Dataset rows
▬▬▬▬▬▬▬▬▬▬

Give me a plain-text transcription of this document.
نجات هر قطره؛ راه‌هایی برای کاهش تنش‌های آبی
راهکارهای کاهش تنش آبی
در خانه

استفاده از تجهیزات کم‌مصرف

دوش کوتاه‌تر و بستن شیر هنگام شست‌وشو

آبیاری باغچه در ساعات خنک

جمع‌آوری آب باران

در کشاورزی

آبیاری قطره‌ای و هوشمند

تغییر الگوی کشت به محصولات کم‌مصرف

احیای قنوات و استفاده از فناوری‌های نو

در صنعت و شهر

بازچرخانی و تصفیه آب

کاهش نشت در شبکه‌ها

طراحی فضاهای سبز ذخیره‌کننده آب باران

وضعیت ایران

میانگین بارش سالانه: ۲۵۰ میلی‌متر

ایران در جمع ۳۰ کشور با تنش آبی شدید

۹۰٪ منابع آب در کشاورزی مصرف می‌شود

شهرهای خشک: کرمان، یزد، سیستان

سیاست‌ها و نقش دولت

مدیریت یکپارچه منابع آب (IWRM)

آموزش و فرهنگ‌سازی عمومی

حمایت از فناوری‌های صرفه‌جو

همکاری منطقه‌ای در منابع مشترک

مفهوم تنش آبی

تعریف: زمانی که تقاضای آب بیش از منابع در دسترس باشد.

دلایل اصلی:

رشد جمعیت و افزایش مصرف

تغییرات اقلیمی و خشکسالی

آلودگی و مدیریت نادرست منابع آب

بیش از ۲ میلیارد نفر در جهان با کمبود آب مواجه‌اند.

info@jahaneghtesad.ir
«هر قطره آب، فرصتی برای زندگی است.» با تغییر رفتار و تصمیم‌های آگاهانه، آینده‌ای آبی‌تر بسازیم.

▬▬▬▬▬▬▬▬▬▬

### Objective
Locate all lines that include the word "فناوری" and copy them out.

### Solved problem
احیای قنوات و استفاده از فناوری‌های نو
حمایت از فناوری‌های صرفه‌جو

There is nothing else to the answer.